Copy every line of the material below without changing anything, but leave out the picture.

_SUPPLIED RECORDS:_

+---+

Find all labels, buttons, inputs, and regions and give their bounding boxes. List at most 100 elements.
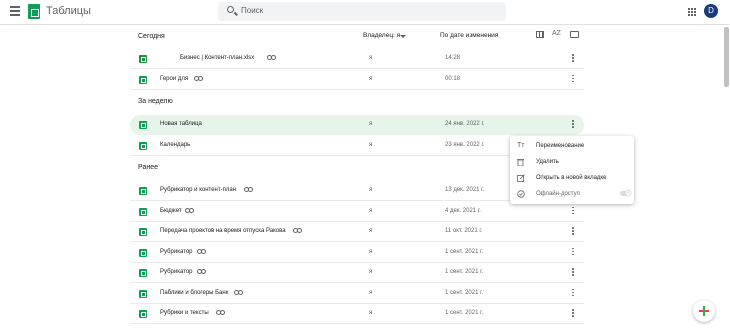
- file-owner: я: [369, 141, 373, 148]
- menu-item-delete[interactable]: Удалить: [510, 154, 634, 170]
- file-name: Календарь: [160, 141, 191, 148]
- shared-icon: [243, 187, 253, 193]
- more-vert-icon[interactable]: [570, 206, 576, 217]
- more-vert-icon[interactable]: [570, 288, 576, 299]
- more-vert-icon[interactable]: [570, 54, 576, 64]
- file-name: Рубрикатор: [160, 248, 193, 255]
- file-owner: я: [369, 310, 373, 316]
- sheets-file-icon: [139, 248, 147, 257]
- file-owner: я: [369, 269, 373, 275]
- menu-item-open-new-tab[interactable]: Открыть в новой вкладке: [510, 170, 634, 186]
- file-name: Бюджет: [160, 207, 182, 214]
- file-row[interactable]: Бизнес | Контент-план.xlsx я 14:28: [130, 49, 584, 69]
- sheets-file-icon: [139, 75, 147, 84]
- sheets-file-icon: [139, 141, 147, 150]
- new-spreadsheet-button[interactable]: [693, 300, 715, 322]
- file-name: Рубрикатор и контент-план: [160, 187, 237, 193]
- scrollbar[interactable]: [724, 27, 729, 87]
- more-vert-icon[interactable]: [570, 268, 576, 278]
- file-name: Бизнес | Контент-план.xlsx: [180, 55, 255, 61]
- shared-icon: [293, 228, 303, 234]
- file-modified-date: 13 дек. 2021 г.: [445, 187, 485, 193]
- google-apps-icon[interactable]: [688, 8, 696, 16]
- more-vert-icon[interactable]: [570, 74, 576, 85]
- search-placeholder: Поиск: [241, 6, 264, 15]
- search-input[interactable]: Поиск: [218, 2, 506, 21]
- sheets-file-icon: [139, 228, 147, 236]
- menu-label-rename: Переименование: [536, 143, 585, 149]
- file-modified-date: 23 янв. 2022 г.: [445, 141, 485, 148]
- avatar[interactable]: D: [704, 4, 718, 18]
- file-modified-date: 00:18: [445, 75, 461, 82]
- more-vert-icon[interactable]: [570, 309, 576, 319]
- file-owner: я: [369, 55, 373, 61]
- file-row[interactable]: Рубрики и тексты я 1 сент. 2021 г.: [130, 304, 584, 324]
- file-row[interactable]: Рубрикатор я 1 сент. 2021 г.: [130, 243, 584, 263]
- shared-icon: [266, 55, 276, 61]
- file-name: Рубрикатор: [160, 269, 193, 275]
- menu-label-open-new-tab: Открыть в новой вкладке: [536, 175, 607, 181]
- file-modified-date: 14:28: [445, 55, 461, 61]
- menu-label-delete: Удалить: [536, 159, 559, 165]
- offline-toggle[interactable]: [620, 190, 631, 196]
- file-owner: я: [369, 187, 373, 193]
- more-vert-icon[interactable]: [570, 247, 576, 258]
- shared-icon: [215, 310, 225, 316]
- file-owner: я: [369, 248, 373, 255]
- shared-icon: [184, 207, 194, 214]
- file-modified-date: 1 сент. 2021 г.: [445, 310, 484, 316]
- sheets-file-icon: [139, 187, 147, 195]
- sheets-logo-icon[interactable]: [28, 4, 40, 19]
- list-header: Владелец: я По дате изменения AZ: [130, 26, 590, 49]
- section-earlier: Ранее: [138, 164, 158, 171]
- file-owner: я: [369, 121, 373, 127]
- open-in-new-icon: [517, 174, 525, 182]
- app-title: Таблицы: [46, 5, 91, 17]
- sheets-file-icon: [139, 310, 147, 318]
- file-name: Новая таблица: [160, 121, 202, 127]
- file-name: Герои для: [160, 75, 189, 82]
- file-modified-date: 11 окт. 2021 г.: [445, 228, 483, 234]
- shared-icon: [197, 269, 206, 275]
- file-modified-date: 1 сент. 2021 г.: [445, 269, 484, 275]
- sort-az-icon[interactable]: AZ: [552, 30, 561, 37]
- file-owner: я: [369, 289, 373, 296]
- folder-picker-icon[interactable]: [570, 31, 579, 38]
- menu-item-rename[interactable]: Tт Переименование: [510, 138, 634, 154]
- shared-icon: [193, 75, 203, 82]
- file-row[interactable]: Рубрикатор я 1 сент. 2021 г.: [130, 263, 584, 283]
- file-owner: я: [369, 228, 373, 234]
- menu-label-offline: Офлайн-доступ: [536, 191, 580, 197]
- file-name: Рубрики и тексты: [160, 310, 209, 316]
- excel-file-icon: [139, 55, 147, 63]
- file-modified-date: 1 сент. 2021 г.: [445, 289, 484, 296]
- file-row[interactable]: Паблики и блогеры Банк я 1 сент. 2021 г.: [130, 284, 584, 304]
- file-name: Паблики и блогеры Банк: [160, 289, 229, 296]
- file-row[interactable]: Бюджет я 4 дек. 2021 г.: [130, 202, 584, 222]
- file-row[interactable]: Герои для я 00:18: [130, 70, 584, 90]
- owner-filter[interactable]: Владелец: я: [363, 32, 400, 39]
- menu-item-offline[interactable]: Офлайн-доступ: [510, 186, 634, 202]
- shared-icon: [197, 248, 206, 255]
- trash-icon: [517, 158, 525, 167]
- context-menu: Tт Переименование Удалить Открыть в ново…: [510, 136, 634, 204]
- chevron-down-icon[interactable]: [400, 35, 406, 38]
- more-vert-icon[interactable]: [570, 227, 576, 237]
- file-modified-date: 4 дек. 2021 г.: [445, 207, 481, 214]
- rename-icon: Tт: [517, 142, 525, 149]
- file-row[interactable]: Передача проектов на время отпуска Раков…: [130, 222, 584, 242]
- search-icon[interactable]: [227, 6, 234, 13]
- file-owner: я: [369, 207, 373, 214]
- shared-icon: [234, 289, 244, 296]
- file-row[interactable]: Новая таблица я 24 янв. 2022 г.: [130, 115, 584, 135]
- file-name: Передача проектов на время отпуска Раков…: [160, 228, 286, 234]
- file-owner: я: [369, 75, 373, 82]
- sheets-file-icon: [139, 269, 147, 277]
- more-vert-icon[interactable]: [570, 120, 576, 130]
- main-menu-icon[interactable]: [10, 6, 20, 16]
- file-modified-date: 1 сент. 2021 г.: [445, 248, 484, 255]
- sort-by-date[interactable]: По дате изменения: [440, 32, 498, 39]
- top-bar: Таблицы Поиск D: [0, 0, 730, 25]
- sheets-file-icon: [139, 207, 147, 216]
- grid-view-icon[interactable]: [536, 31, 544, 38]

+---+

_EXERCISE ANSWER:_
Find all labels, buttons, inputs, and regions and give their bounding boxes. List at most 100 elements.
- file-owner: я: [369, 141, 373, 148]
- menu-item-delete[interactable]: Удалить: [510, 154, 634, 170]
- file-name: Календарь: [160, 141, 191, 148]
- shared-icon: [243, 187, 253, 193]
- more-vert-icon[interactable]: [570, 206, 576, 217]
- more-vert-icon[interactable]: [570, 288, 576, 299]
- more-vert-icon[interactable]: [570, 54, 576, 64]
- file-name: Рубрикатор: [160, 248, 193, 255]
- file-owner: я: [369, 310, 373, 316]
- sheets-file-icon: [139, 248, 147, 257]
- file-owner: я: [369, 269, 373, 275]
- menu-item-open-new-tab[interactable]: Открыть в новой вкладке: [510, 170, 634, 186]
- file-name: Бюджет: [160, 207, 182, 214]
- file-row[interactable]: Бизнес | Контент-план.xlsx я 14:28: [130, 49, 584, 69]
- sheets-file-icon: [139, 75, 147, 84]
- sheets-file-icon: [139, 141, 147, 150]
- new-spreadsheet-button[interactable]: [693, 300, 715, 322]
- file-name: Рубрикатор и контент-план: [160, 187, 237, 193]
- scrollbar[interactable]: [724, 27, 729, 87]
- more-vert-icon[interactable]: [570, 268, 576, 278]
- file-name: Бизнес | Контент-план.xlsx: [180, 55, 255, 61]
- shared-icon: [293, 228, 303, 234]
- file-modified-date: 13 дек. 2021 г.: [445, 187, 485, 193]
- google-apps-icon[interactable]: [688, 8, 696, 16]
- more-vert-icon[interactable]: [570, 74, 576, 85]
- search-placeholder: Поиск: [241, 6, 264, 15]
- search-input[interactable]: Поиск: [218, 2, 506, 21]
- sheets-file-icon: [139, 228, 147, 236]
- menu-label-rename: Переименование: [536, 143, 585, 149]
- file-modified-date: 23 янв. 2022 г.: [445, 141, 485, 148]
- avatar[interactable]: D: [704, 4, 718, 18]
- file-modified-date: 00:18: [445, 75, 461, 82]
- more-vert-icon[interactable]: [570, 309, 576, 319]
- file-owner: я: [369, 55, 373, 61]
- file-row[interactable]: Рубрики и тексты я 1 сент. 2021 г.: [130, 304, 584, 324]
- file-row[interactable]: Рубрикатор я 1 сент. 2021 г.: [130, 243, 584, 263]
- shared-icon: [266, 55, 276, 61]
- file-name: Рубрикатор: [160, 269, 193, 275]
- menu-label-open-new-tab: Открыть в новой вкладке: [536, 175, 607, 181]
- file-modified-date: 14:28: [445, 55, 461, 61]
- menu-label-delete: Удалить: [536, 159, 559, 165]
- offline-toggle[interactable]: [620, 190, 631, 196]
- file-owner: я: [369, 187, 373, 193]
- more-vert-icon[interactable]: [570, 247, 576, 258]
- shared-icon: [215, 310, 225, 316]
- file-owner: я: [369, 248, 373, 255]
- shared-icon: [184, 207, 194, 214]
- file-modified-date: 1 сент. 2021 г.: [445, 310, 484, 316]
- sheets-file-icon: [139, 187, 147, 195]
- sheets-logo-icon[interactable]: [28, 4, 40, 19]
- list-header: Владелец: я По дате изменения AZ: [130, 26, 590, 49]
- section-earlier: Ранее: [138, 164, 158, 171]
- file-owner: я: [369, 121, 373, 127]
- open-in-new-icon: [517, 174, 525, 182]
- app-title: Таблицы: [46, 5, 91, 17]
- sheets-file-icon: [139, 310, 147, 318]
- file-name: Новая таблица: [160, 121, 202, 127]
- file-name: Герои для: [160, 75, 189, 82]
- file-modified-date: 11 окт. 2021 г.: [445, 228, 483, 234]
- shared-icon: [197, 269, 206, 275]
- file-modified-date: 1 сент. 2021 г.: [445, 269, 484, 275]
- sort-az-icon[interactable]: AZ: [552, 30, 561, 37]
- file-owner: я: [369, 289, 373, 296]
- folder-picker-icon[interactable]: [570, 31, 579, 38]
- menu-item-rename[interactable]: Tт Переименование: [510, 138, 634, 154]
- shared-icon: [193, 75, 203, 82]
- file-row[interactable]: Рубрикатор я 1 сент. 2021 г.: [130, 263, 584, 283]
- file-owner: я: [369, 228, 373, 234]
- menu-label-offline: Офлайн-доступ: [536, 191, 580, 197]
- file-name: Рубрики и тексты: [160, 310, 209, 316]
- excel-file-icon: [139, 55, 147, 63]
- file-modified-date: 1 сент. 2021 г.: [445, 289, 484, 296]
- file-row[interactable]: Паблики и блогеры Банк я 1 сент. 2021 г.: [130, 284, 584, 304]
- file-name: Паблики и блогеры Банк: [160, 289, 229, 296]
- file-row[interactable]: Бюджет я 4 дек. 2021 г.: [130, 202, 584, 222]
- file-row[interactable]: Герои для я 00:18: [130, 70, 584, 90]
- owner-filter[interactable]: Владелец: я: [363, 32, 400, 39]
- menu-item-offline[interactable]: Офлайн-доступ: [510, 186, 634, 202]
- shared-icon: [197, 248, 206, 255]
- trash-icon: [517, 158, 525, 167]
- context-menu: Tт Переименование Удалить Открыть в ново…: [510, 136, 634, 204]
- chevron-down-icon[interactable]: [400, 35, 406, 38]
- more-vert-icon[interactable]: [570, 227, 576, 237]
- file-modified-date: 4 дек. 2021 г.: [445, 207, 481, 214]
- rename-icon: Tт: [517, 142, 525, 149]
- file-row[interactable]: Передача проектов на время отпуска Раков…: [130, 222, 584, 242]
- search-icon[interactable]: [227, 6, 234, 13]
- file-owner: я: [369, 207, 373, 214]
- shared-icon: [234, 289, 244, 296]
- file-row[interactable]: Новая таблица я 24 янв. 2022 г.: [130, 115, 584, 135]
- file-name: Передача проектов на время отпуска Раков…: [160, 228, 286, 234]
- file-owner: я: [369, 75, 373, 82]
- sheets-file-icon: [139, 269, 147, 277]
- more-vert-icon[interactable]: [570, 120, 576, 130]
- main-menu-icon[interactable]: [10, 6, 20, 16]
- file-modified-date: 1 сент. 2021 г.: [445, 248, 484, 255]
- sort-by-date[interactable]: По дате изменения: [440, 32, 498, 39]
- top-bar: Таблицы Поиск D: [0, 0, 730, 25]
- sheets-file-icon: [139, 207, 147, 216]
- grid-view-icon[interactable]: [536, 31, 544, 38]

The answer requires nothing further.